Please retype these lines exactly as they appear.

[Annotated element listings]

────

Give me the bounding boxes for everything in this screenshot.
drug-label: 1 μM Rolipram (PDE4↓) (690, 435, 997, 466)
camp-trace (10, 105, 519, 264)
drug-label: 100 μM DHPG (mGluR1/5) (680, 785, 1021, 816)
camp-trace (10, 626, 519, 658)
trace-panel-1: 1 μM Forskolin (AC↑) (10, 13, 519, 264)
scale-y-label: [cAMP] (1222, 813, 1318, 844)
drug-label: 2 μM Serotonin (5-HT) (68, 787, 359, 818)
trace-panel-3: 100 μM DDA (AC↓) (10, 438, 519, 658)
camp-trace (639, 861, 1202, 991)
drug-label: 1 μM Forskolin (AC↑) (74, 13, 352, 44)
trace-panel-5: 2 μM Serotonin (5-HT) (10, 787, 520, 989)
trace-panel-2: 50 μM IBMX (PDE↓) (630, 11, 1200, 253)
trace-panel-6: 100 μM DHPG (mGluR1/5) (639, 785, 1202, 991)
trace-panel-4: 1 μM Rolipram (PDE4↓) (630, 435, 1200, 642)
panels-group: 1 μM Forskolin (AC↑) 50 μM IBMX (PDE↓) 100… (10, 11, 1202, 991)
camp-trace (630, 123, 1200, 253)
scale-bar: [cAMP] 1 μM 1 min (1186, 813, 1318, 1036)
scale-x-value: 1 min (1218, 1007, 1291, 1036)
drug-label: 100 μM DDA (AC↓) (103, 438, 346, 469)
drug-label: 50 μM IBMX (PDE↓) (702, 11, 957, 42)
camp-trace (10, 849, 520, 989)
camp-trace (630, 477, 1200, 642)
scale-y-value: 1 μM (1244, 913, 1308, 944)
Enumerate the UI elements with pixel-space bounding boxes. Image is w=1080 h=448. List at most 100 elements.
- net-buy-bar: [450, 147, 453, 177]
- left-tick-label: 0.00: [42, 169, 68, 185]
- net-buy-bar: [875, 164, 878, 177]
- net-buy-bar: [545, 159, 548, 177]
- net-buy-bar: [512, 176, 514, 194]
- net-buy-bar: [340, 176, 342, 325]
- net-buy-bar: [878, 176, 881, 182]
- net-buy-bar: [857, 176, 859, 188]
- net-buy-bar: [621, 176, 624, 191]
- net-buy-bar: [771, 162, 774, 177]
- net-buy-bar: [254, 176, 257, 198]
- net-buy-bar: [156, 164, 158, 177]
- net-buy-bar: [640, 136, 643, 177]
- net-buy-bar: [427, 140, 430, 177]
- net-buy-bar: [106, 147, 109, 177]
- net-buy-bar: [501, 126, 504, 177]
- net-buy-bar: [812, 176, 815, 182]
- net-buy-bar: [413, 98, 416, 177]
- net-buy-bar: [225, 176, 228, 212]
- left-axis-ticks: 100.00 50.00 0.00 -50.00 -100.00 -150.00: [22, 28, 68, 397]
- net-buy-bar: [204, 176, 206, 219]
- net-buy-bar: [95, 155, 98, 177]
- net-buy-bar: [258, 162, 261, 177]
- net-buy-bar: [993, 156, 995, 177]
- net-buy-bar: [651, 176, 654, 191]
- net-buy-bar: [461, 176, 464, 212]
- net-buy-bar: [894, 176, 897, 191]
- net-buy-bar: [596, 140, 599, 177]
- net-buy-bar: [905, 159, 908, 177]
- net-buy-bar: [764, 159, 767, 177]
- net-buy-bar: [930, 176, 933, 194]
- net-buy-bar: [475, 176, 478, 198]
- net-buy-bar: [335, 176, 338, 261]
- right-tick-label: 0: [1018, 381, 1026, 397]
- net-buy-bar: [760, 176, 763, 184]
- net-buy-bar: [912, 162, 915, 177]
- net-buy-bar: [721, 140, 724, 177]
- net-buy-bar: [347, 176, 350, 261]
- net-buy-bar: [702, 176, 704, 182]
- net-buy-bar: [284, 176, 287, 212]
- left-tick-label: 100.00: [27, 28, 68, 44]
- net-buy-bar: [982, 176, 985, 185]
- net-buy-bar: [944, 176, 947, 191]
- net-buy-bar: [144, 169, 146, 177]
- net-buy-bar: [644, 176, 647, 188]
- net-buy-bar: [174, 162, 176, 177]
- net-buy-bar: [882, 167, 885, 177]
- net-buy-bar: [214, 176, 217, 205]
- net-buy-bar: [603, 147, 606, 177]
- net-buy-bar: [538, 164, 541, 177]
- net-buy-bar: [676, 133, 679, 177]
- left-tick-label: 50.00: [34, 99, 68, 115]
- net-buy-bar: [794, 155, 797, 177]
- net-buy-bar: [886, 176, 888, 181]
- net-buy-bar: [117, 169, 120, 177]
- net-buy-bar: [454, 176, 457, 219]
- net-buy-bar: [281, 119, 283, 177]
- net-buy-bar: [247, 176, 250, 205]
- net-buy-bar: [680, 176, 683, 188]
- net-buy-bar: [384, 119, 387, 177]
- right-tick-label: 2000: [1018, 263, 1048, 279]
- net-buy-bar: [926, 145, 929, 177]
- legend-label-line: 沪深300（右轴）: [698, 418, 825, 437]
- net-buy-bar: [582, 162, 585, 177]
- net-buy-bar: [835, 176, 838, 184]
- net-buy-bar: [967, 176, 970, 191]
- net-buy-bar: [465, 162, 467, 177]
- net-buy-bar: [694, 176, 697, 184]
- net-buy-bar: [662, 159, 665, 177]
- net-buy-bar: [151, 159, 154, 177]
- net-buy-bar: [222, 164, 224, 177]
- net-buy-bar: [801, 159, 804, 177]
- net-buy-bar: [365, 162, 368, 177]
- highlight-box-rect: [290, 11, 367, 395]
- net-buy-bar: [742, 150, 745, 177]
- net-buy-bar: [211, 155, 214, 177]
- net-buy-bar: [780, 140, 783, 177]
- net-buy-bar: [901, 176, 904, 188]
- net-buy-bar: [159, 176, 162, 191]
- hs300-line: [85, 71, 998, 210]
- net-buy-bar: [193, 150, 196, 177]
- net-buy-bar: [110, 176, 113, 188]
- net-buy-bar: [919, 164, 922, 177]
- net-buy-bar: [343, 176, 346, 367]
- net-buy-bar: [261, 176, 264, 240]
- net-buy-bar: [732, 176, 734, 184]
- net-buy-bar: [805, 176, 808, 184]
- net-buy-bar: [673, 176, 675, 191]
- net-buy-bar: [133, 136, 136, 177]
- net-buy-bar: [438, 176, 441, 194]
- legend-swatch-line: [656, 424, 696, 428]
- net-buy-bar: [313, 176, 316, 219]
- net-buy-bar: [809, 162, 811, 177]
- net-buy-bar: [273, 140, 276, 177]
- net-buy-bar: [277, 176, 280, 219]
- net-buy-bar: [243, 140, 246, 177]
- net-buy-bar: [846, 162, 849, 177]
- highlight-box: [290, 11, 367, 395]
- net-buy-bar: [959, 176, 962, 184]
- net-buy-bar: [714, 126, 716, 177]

────

### Exercise result
Give me the bounding boxes for everything in this screenshot.
drug-label: 1 μM Rolipram (PDE4↓) (690, 435, 997, 466)
camp-trace (10, 105, 519, 264)
drug-label: 100 μM DHPG (mGluR1/5) (680, 785, 1021, 816)
camp-trace (10, 626, 519, 658)
trace-panel-1: 1 μM Forskolin (AC↑) (10, 13, 519, 264)
scale-y-label: [cAMP] (1222, 813, 1318, 844)
drug-label: 2 μM Serotonin (5-HT) (68, 787, 359, 818)
trace-panel-3: 100 μM DDA (AC↓) (10, 438, 519, 658)
camp-trace (639, 861, 1202, 991)
drug-label: 1 μM Forskolin (AC↑) (74, 13, 352, 44)
trace-panel-5: 2 μM Serotonin (5-HT) (10, 787, 520, 989)
trace-panel-2: 50 μM IBMX (PDE↓) (630, 11, 1200, 253)
trace-panel-6: 100 μM DHPG (mGluR1/5) (639, 785, 1202, 991)
trace-panel-4: 1 μM Rolipram (PDE4↓) (630, 435, 1200, 642)
panels-group: 1 μM Forskolin (AC↑) 50 μM IBMX (PDE↓) 100… (10, 11, 1202, 991)
camp-trace (630, 123, 1200, 253)
scale-bar: [cAMP] 1 μM 1 min (1186, 813, 1318, 1036)
scale-x-value: 1 min (1218, 1007, 1291, 1036)
drug-label: 100 μM DDA (AC↓) (103, 438, 346, 469)
drug-label: 50 μM IBMX (PDE↓) (702, 11, 957, 42)
camp-trace (10, 849, 520, 989)
camp-trace (630, 477, 1200, 642)
scale-y-value: 1 μM (1244, 913, 1308, 944)
Enumerate the UI elements with pixel-space bounding boxes. Image is w=1080 h=448. List at most 100 elements.
- net-buy-bar: [450, 147, 453, 177]
- left-tick-label: 0.00: [42, 169, 68, 185]
- net-buy-bar: [875, 164, 878, 177]
- net-buy-bar: [545, 159, 548, 177]
- net-buy-bar: [512, 176, 514, 194]
- net-buy-bar: [340, 176, 342, 325]
- net-buy-bar: [878, 176, 881, 182]
- net-buy-bar: [857, 176, 859, 188]
- net-buy-bar: [621, 176, 624, 191]
- net-buy-bar: [771, 162, 774, 177]
- net-buy-bar: [254, 176, 257, 198]
- net-buy-bar: [156, 164, 158, 177]
- net-buy-bar: [640, 136, 643, 177]
- net-buy-bar: [427, 140, 430, 177]
- net-buy-bar: [106, 147, 109, 177]
- net-buy-bar: [501, 126, 504, 177]
- net-buy-bar: [812, 176, 815, 182]
- net-buy-bar: [413, 98, 416, 177]
- net-buy-bar: [225, 176, 228, 212]
- left-axis-ticks: 100.00 50.00 0.00 -50.00 -100.00 -150.00: [22, 28, 68, 397]
- net-buy-bar: [204, 176, 206, 219]
- net-buy-bar: [95, 155, 98, 177]
- net-buy-bar: [258, 162, 261, 177]
- net-buy-bar: [993, 156, 995, 177]
- net-buy-bar: [651, 176, 654, 191]
- net-buy-bar: [461, 176, 464, 212]
- net-buy-bar: [894, 176, 897, 191]
- net-buy-bar: [596, 140, 599, 177]
- net-buy-bar: [905, 159, 908, 177]
- net-buy-bar: [764, 159, 767, 177]
- net-buy-bar: [930, 176, 933, 194]
- net-buy-bar: [475, 176, 478, 198]
- net-buy-bar: [335, 176, 338, 261]
- right-tick-label: 0: [1018, 381, 1026, 397]
- net-buy-bar: [760, 176, 763, 184]
- net-buy-bar: [912, 162, 915, 177]
- net-buy-bar: [721, 140, 724, 177]
- net-buy-bar: [347, 176, 350, 261]
- net-buy-bar: [702, 176, 704, 182]
- net-buy-bar: [284, 176, 287, 212]
- left-tick-label: 100.00: [27, 28, 68, 44]
- net-buy-bar: [982, 176, 985, 185]
- net-buy-bar: [944, 176, 947, 191]
- net-buy-bar: [144, 169, 146, 177]
- net-buy-bar: [644, 176, 647, 188]
- net-buy-bar: [174, 162, 176, 177]
- net-buy-bar: [882, 167, 885, 177]
- net-buy-bar: [214, 176, 217, 205]
- net-buy-bar: [603, 147, 606, 177]
- net-buy-bar: [538, 164, 541, 177]
- net-buy-bar: [676, 133, 679, 177]
- left-tick-label: 50.00: [34, 99, 68, 115]
- net-buy-bar: [794, 155, 797, 177]
- net-buy-bar: [886, 176, 888, 181]
- net-buy-bar: [117, 169, 120, 177]
- net-buy-bar: [454, 176, 457, 219]
- net-buy-bar: [281, 119, 283, 177]
- net-buy-bar: [247, 176, 250, 205]
- net-buy-bar: [680, 176, 683, 188]
- net-buy-bar: [384, 119, 387, 177]
- right-tick-label: 2000: [1018, 263, 1048, 279]
- net-buy-bar: [926, 145, 929, 177]
- legend-label-line: 沪深300（右轴）: [698, 418, 825, 437]
- net-buy-bar: [582, 162, 585, 177]
- net-buy-bar: [835, 176, 838, 184]
- net-buy-bar: [967, 176, 970, 191]
- net-buy-bar: [465, 162, 467, 177]
- net-buy-bar: [694, 176, 697, 184]
- net-buy-bar: [662, 159, 665, 177]
- net-buy-bar: [151, 159, 154, 177]
- net-buy-bar: [222, 164, 224, 177]
- net-buy-bar: [801, 159, 804, 177]
- net-buy-bar: [365, 162, 368, 177]
- highlight-box-rect: [290, 11, 367, 395]
- net-buy-bar: [742, 150, 745, 177]
- net-buy-bar: [211, 155, 214, 177]
- net-buy-bar: [780, 140, 783, 177]
- net-buy-bar: [901, 176, 904, 188]
- net-buy-bar: [159, 176, 162, 191]
- hs300-line: [85, 71, 998, 210]
- net-buy-bar: [193, 150, 196, 177]
- net-buy-bar: [110, 176, 113, 188]
- net-buy-bar: [919, 164, 922, 177]
- net-buy-bar: [343, 176, 346, 367]
- net-buy-bar: [261, 176, 264, 240]
- net-buy-bar: [732, 176, 734, 184]
- net-buy-bar: [805, 176, 808, 184]
- net-buy-bar: [673, 176, 675, 191]
- net-buy-bar: [133, 136, 136, 177]
- net-buy-bar: [438, 176, 441, 194]
- legend-swatch-line: [656, 424, 696, 428]
- net-buy-bar: [313, 176, 316, 219]
- net-buy-bar: [809, 162, 811, 177]
- net-buy-bar: [273, 140, 276, 177]
- net-buy-bar: [277, 176, 280, 219]
- net-buy-bar: [243, 140, 246, 177]
- net-buy-bar: [846, 162, 849, 177]
- highlight-box: [290, 11, 367, 395]
- net-buy-bar: [959, 176, 962, 184]
- net-buy-bar: [714, 126, 716, 177]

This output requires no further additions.